» **Task to carry out**: Give back exactly the lines from the one containing "Read this page and output its text content." through the end of the records, including both, and no others.

-----

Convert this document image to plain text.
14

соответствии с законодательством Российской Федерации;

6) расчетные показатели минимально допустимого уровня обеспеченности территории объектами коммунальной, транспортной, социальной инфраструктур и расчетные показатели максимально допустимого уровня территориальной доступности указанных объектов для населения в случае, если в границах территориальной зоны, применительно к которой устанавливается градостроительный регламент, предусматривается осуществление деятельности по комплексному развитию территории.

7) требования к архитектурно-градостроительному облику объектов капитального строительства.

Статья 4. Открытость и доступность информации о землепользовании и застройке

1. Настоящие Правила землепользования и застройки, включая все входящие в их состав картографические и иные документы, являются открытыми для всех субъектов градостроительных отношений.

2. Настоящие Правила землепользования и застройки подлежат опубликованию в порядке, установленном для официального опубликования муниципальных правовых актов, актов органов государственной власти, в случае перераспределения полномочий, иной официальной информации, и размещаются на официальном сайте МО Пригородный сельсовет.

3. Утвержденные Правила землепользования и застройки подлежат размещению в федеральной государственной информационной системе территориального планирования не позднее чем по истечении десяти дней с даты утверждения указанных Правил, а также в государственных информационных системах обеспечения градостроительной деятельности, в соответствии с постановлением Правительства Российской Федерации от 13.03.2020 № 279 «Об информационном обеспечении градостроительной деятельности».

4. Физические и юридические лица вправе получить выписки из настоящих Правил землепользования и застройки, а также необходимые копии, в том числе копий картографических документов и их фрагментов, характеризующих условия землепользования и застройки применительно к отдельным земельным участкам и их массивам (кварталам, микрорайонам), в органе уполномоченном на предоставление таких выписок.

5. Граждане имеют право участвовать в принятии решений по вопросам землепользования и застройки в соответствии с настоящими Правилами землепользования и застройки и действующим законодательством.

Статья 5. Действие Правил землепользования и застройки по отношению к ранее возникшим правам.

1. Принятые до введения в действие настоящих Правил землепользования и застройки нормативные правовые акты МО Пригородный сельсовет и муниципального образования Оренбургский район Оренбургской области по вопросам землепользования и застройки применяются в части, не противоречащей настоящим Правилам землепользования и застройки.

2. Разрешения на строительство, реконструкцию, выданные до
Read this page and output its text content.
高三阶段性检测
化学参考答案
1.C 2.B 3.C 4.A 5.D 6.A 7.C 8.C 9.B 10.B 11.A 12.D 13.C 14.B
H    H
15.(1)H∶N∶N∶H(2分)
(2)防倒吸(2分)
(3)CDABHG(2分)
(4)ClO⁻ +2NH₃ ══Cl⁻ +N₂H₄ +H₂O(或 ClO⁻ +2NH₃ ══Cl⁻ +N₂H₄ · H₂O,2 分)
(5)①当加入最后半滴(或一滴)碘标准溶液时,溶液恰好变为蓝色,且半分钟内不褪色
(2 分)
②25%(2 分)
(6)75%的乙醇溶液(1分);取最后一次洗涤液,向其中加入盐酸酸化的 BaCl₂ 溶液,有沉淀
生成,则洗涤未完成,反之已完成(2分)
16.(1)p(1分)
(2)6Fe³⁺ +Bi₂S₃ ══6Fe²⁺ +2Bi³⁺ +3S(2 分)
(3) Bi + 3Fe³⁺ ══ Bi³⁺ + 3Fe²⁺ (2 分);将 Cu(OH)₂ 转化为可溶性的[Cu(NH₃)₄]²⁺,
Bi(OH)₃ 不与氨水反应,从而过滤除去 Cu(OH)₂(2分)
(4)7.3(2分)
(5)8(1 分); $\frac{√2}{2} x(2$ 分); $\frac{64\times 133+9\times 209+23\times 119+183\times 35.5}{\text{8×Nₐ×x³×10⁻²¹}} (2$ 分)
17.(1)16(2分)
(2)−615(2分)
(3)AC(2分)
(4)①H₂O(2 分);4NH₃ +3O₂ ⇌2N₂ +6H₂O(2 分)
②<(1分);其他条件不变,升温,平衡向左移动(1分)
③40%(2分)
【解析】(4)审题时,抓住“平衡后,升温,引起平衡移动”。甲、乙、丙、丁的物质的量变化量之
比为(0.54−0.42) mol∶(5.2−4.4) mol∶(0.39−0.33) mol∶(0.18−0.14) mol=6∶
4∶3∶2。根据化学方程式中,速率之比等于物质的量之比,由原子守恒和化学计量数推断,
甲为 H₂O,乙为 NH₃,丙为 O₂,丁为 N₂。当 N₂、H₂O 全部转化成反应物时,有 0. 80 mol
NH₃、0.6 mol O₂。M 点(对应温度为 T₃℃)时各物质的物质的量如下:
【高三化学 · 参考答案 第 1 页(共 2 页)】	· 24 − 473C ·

-----

» **Solution to this task**:
Read this page and output its text content.
高三阶段性检测
化学参考答案
1.C 2.B 3.C 4.A 5.D 6.A 7.C 8.C 9.B 10.B 11.A 12.D 13.C 14.B
H    H
15.(1)H∶N∶N∶H(2分)
(2)防倒吸(2分)
(3)CDABHG(2分)
(4)ClO⁻ +2NH₃ ══Cl⁻ +N₂H₄ +H₂O(或 ClO⁻ +2NH₃ ══Cl⁻ +N₂H₄ · H₂O,2 分)
(5)①当加入最后半滴(或一滴)碘标准溶液时,溶液恰好变为蓝色,且半分钟内不褪色
(2 分)
②25%(2 分)
(6)75%的乙醇溶液(1分);取最后一次洗涤液,向其中加入盐酸酸化的 BaCl₂ 溶液,有沉淀
生成,则洗涤未完成,反之已完成(2分)
16.(1)p(1分)
(2)6Fe³⁺ +Bi₂S₃ ══6Fe²⁺ +2Bi³⁺ +3S(2 分)
(3) Bi + 3Fe³⁺ ══ Bi³⁺ + 3Fe²⁺ (2 分);将 Cu(OH)₂ 转化为可溶性的[Cu(NH₃)₄]²⁺,
Bi(OH)₃ 不与氨水反应,从而过滤除去 Cu(OH)₂(2分)
(4)7.3(2分)
(5)8(1 分); $\frac{√2}{2} x(2$ 分); $\frac{64\times 133+9\times 209+23\times 119+183\times 35.5}{\text{8×Nₐ×x³×10⁻²¹}} (2$ 分)
17.(1)16(2分)
(2)−615(2分)
(3)AC(2分)
(4)①H₂O(2 分);4NH₃ +3O₂ ⇌2N₂ +6H₂O(2 分)
②<(1分);其他条件不变,升温,平衡向左移动(1分)
③40%(2分)
【解析】(4)审题时,抓住“平衡后,升温,引起平衡移动”。甲、乙、丙、丁的物质的量变化量之
比为(0.54−0.42) mol∶(5.2−4.4) mol∶(0.39−0.33) mol∶(0.18−0.14) mol=6∶
4∶3∶2。根据化学方程式中,速率之比等于物质的量之比,由原子守恒和化学计量数推断,
甲为 H₂O,乙为 NH₃,丙为 O₂,丁为 N₂。当 N₂、H₂O 全部转化成反应物时,有 0. 80 mol
NH₃、0.6 mol O₂。M 点(对应温度为 T₃℃)时各物质的物质的量如下:
【高三化学 · 参考答案 第 1 页(共 2 页)】	· 24 − 473C ·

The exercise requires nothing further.